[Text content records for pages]
----------
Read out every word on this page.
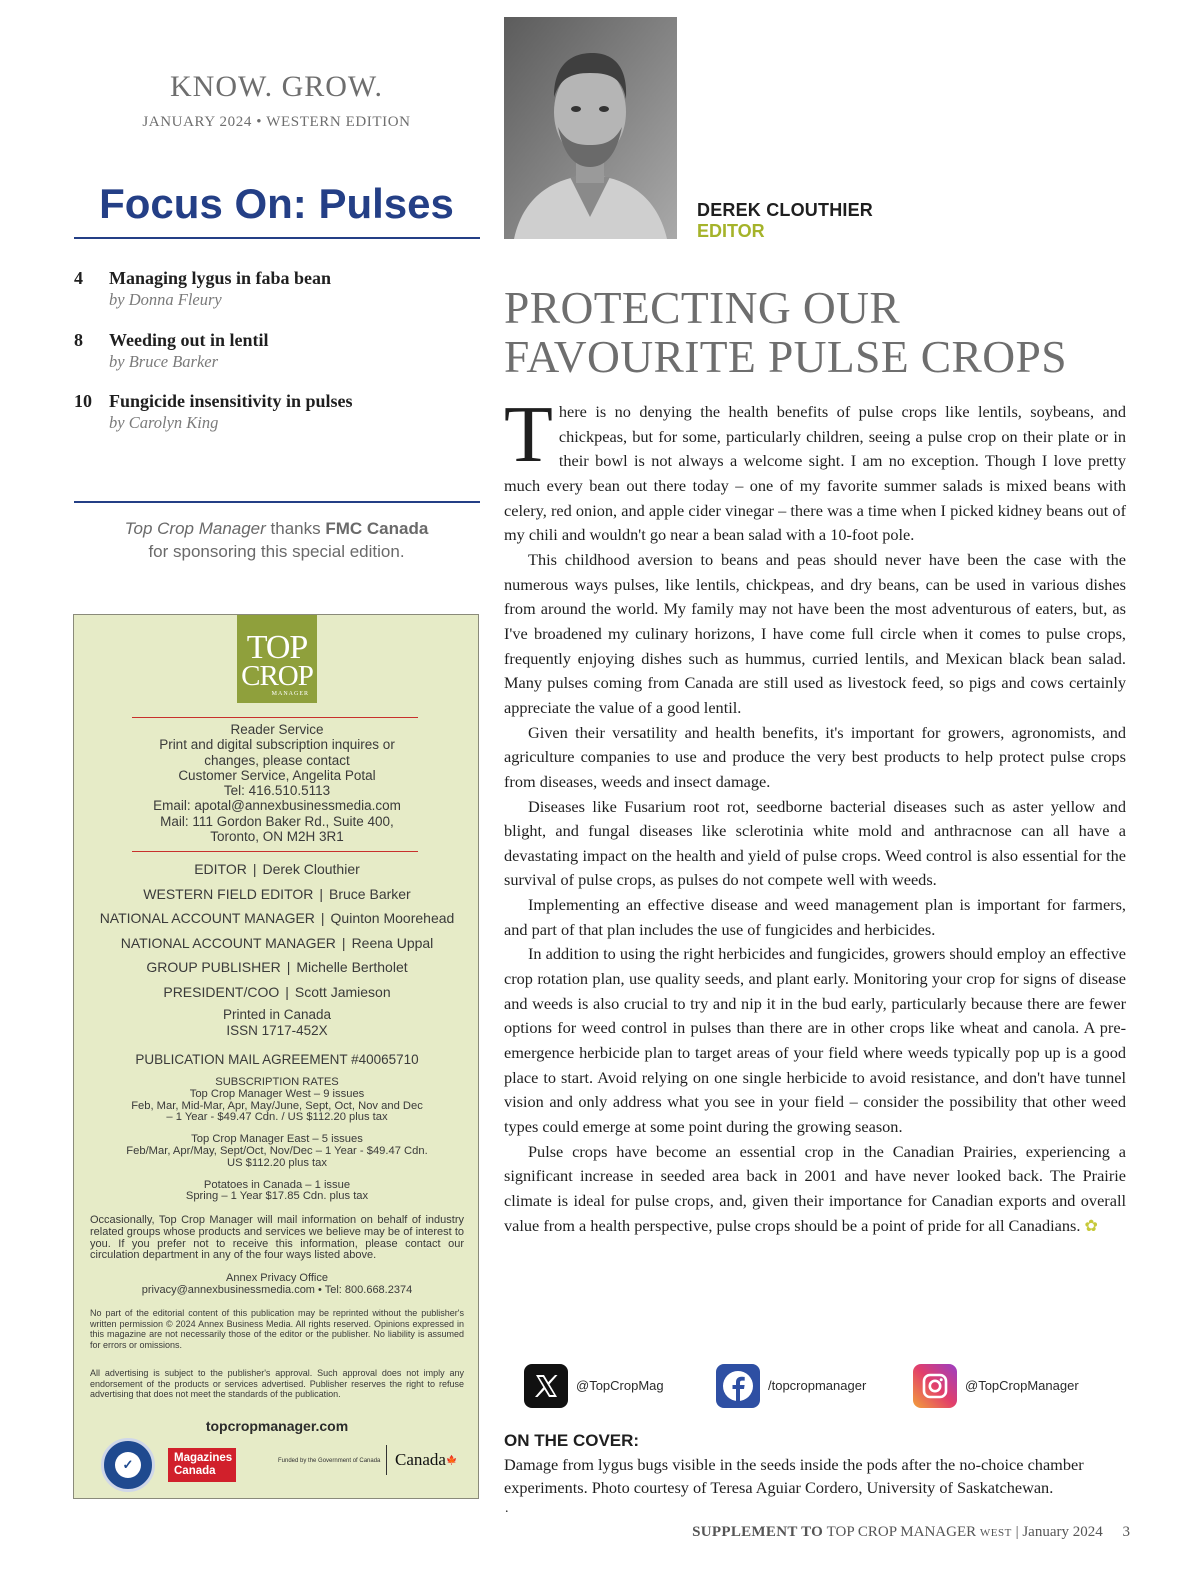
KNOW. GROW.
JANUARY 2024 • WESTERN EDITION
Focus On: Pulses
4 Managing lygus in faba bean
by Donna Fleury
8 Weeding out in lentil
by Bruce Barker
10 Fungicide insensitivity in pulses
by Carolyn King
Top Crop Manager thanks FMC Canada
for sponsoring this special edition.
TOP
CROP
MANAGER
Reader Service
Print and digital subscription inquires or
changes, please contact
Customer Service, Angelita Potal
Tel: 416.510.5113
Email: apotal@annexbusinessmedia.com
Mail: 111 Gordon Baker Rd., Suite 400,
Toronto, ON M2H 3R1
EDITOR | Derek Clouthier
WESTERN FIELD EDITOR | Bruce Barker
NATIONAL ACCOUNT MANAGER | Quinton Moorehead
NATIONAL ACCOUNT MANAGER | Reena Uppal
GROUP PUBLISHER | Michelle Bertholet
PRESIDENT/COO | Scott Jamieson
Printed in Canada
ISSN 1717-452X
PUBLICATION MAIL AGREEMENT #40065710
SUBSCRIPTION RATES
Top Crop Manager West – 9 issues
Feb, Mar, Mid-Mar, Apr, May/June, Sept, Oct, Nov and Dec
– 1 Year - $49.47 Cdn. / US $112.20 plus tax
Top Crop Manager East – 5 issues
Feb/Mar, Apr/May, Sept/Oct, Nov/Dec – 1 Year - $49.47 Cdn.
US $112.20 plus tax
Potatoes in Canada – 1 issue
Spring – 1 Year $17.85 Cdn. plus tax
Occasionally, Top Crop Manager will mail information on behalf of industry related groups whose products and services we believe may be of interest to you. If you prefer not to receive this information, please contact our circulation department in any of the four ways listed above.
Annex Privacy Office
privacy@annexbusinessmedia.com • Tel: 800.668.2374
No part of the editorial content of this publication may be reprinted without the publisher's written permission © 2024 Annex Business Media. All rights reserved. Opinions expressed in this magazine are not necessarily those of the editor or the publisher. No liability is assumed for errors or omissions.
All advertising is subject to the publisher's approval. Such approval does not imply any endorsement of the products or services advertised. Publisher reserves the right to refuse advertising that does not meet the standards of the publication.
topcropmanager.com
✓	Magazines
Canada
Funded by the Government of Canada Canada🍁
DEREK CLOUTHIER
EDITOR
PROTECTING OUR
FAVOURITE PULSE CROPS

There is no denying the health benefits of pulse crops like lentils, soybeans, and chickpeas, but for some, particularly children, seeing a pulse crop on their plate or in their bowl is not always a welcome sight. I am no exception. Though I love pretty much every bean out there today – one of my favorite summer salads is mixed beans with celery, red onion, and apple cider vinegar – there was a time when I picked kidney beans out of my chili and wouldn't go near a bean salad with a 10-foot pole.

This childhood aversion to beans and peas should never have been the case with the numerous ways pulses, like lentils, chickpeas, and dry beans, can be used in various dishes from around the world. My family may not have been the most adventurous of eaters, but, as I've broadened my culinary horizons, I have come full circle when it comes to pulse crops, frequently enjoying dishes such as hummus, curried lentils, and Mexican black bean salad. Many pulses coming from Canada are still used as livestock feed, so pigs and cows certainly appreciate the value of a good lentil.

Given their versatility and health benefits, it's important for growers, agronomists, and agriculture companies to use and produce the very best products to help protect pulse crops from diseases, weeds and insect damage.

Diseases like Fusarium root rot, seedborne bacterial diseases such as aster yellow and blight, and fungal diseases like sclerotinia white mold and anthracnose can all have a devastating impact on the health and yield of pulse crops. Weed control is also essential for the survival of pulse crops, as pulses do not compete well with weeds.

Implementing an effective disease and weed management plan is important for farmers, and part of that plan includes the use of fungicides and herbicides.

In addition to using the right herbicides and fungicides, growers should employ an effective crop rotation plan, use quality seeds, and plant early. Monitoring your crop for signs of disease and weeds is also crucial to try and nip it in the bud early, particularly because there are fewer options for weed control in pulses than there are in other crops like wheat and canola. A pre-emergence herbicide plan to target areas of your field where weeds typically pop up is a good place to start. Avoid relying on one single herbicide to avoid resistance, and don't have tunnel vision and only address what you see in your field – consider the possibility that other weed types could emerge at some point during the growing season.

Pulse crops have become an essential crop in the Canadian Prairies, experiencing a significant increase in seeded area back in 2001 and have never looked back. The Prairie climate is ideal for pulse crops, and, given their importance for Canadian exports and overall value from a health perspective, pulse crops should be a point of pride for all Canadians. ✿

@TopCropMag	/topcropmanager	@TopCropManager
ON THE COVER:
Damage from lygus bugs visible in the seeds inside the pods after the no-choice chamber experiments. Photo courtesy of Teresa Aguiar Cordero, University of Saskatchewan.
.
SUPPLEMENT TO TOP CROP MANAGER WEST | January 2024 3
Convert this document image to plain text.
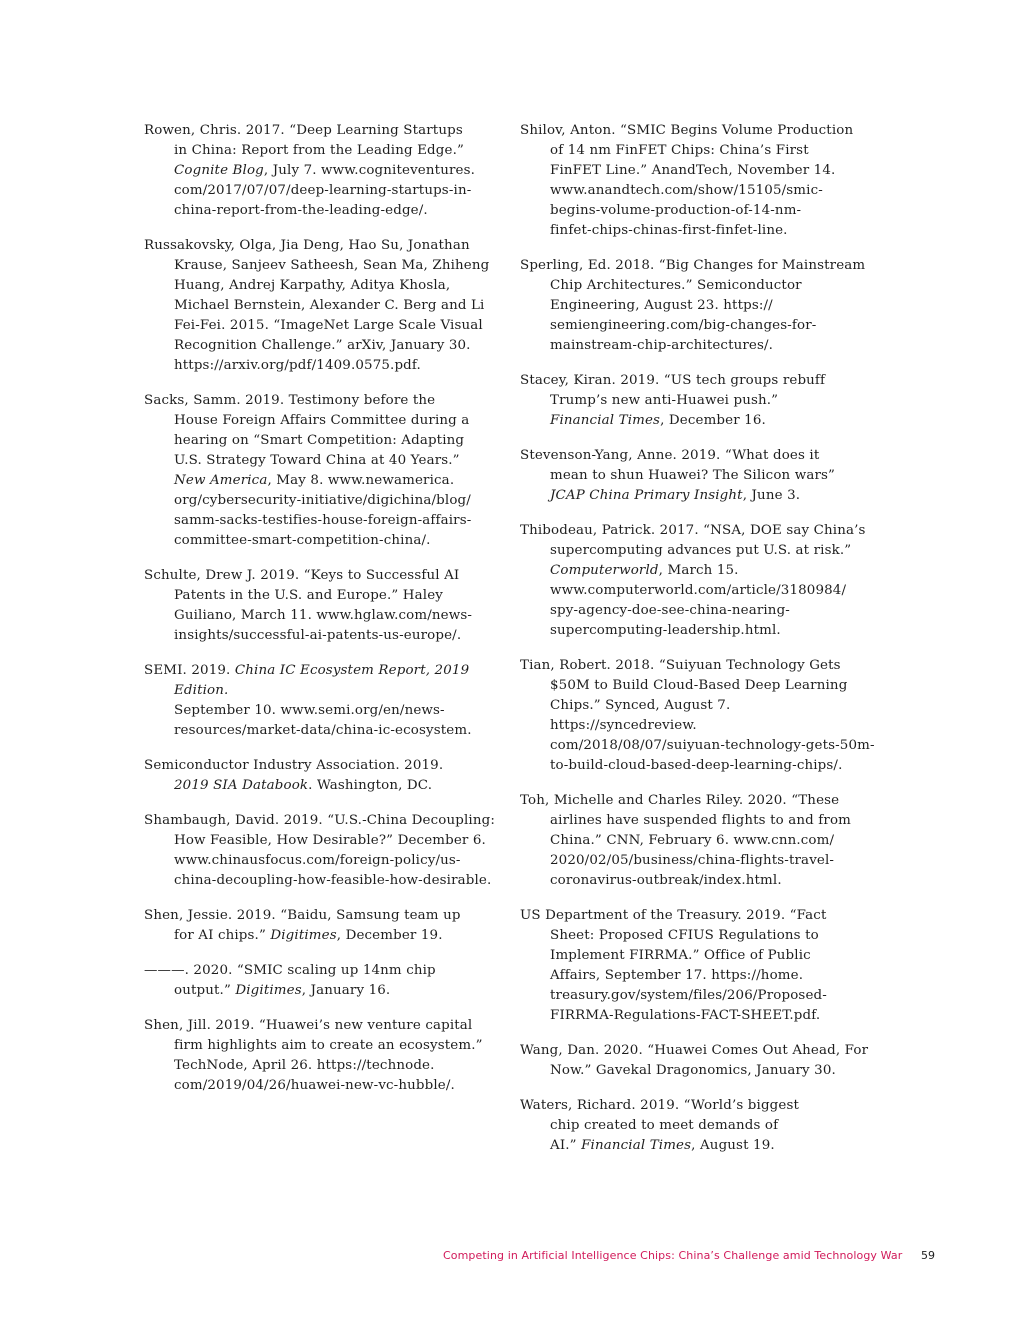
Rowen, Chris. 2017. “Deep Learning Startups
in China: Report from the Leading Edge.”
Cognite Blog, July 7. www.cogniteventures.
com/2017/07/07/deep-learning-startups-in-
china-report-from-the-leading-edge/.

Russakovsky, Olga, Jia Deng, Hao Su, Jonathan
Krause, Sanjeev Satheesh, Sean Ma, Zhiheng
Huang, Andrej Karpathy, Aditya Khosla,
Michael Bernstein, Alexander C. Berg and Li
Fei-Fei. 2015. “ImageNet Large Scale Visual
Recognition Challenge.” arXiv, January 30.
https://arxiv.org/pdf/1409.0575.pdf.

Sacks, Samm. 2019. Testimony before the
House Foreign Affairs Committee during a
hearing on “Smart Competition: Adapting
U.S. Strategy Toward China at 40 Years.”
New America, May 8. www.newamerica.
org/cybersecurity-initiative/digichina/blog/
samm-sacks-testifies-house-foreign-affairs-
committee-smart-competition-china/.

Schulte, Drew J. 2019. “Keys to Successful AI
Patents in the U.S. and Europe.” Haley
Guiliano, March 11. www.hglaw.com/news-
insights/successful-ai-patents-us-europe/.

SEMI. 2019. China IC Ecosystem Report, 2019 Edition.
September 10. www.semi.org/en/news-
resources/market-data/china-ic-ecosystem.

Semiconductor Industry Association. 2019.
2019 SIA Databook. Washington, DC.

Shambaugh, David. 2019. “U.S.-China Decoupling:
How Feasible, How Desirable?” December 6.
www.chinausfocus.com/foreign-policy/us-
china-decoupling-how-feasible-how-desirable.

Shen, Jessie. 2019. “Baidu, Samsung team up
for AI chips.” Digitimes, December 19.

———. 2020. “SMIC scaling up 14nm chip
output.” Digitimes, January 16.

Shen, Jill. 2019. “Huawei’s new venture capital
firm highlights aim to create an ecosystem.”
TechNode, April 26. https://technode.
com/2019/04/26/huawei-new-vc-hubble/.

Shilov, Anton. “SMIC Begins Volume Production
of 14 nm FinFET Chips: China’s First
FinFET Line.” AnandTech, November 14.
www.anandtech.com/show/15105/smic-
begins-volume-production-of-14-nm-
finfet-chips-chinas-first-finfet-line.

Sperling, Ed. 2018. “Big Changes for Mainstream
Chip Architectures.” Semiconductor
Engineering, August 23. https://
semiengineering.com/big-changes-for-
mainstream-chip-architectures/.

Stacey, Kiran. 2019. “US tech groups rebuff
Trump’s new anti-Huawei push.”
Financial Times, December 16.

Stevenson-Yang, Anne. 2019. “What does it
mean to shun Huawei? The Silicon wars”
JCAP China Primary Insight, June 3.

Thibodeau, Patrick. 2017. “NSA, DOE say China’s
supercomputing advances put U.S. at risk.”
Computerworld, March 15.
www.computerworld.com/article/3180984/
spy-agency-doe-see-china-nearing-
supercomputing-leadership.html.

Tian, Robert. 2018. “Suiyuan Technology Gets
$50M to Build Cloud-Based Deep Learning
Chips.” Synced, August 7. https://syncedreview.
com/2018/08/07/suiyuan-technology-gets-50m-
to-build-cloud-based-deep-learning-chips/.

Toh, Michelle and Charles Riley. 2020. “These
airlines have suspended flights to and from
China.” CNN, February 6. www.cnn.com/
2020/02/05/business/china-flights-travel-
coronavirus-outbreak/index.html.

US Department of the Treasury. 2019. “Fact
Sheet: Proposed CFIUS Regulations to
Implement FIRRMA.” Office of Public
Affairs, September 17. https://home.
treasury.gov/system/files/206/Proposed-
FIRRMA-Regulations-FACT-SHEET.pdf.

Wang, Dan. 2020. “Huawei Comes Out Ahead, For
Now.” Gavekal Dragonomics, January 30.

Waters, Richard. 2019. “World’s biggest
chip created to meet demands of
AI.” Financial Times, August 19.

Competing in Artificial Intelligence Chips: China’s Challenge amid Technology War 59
----------
The lines to return are those in the entries above that hold "Barker".

# [Completed exercise]
by Bruce Barker
WESTERN FIELD EDITOR | Bruce Barker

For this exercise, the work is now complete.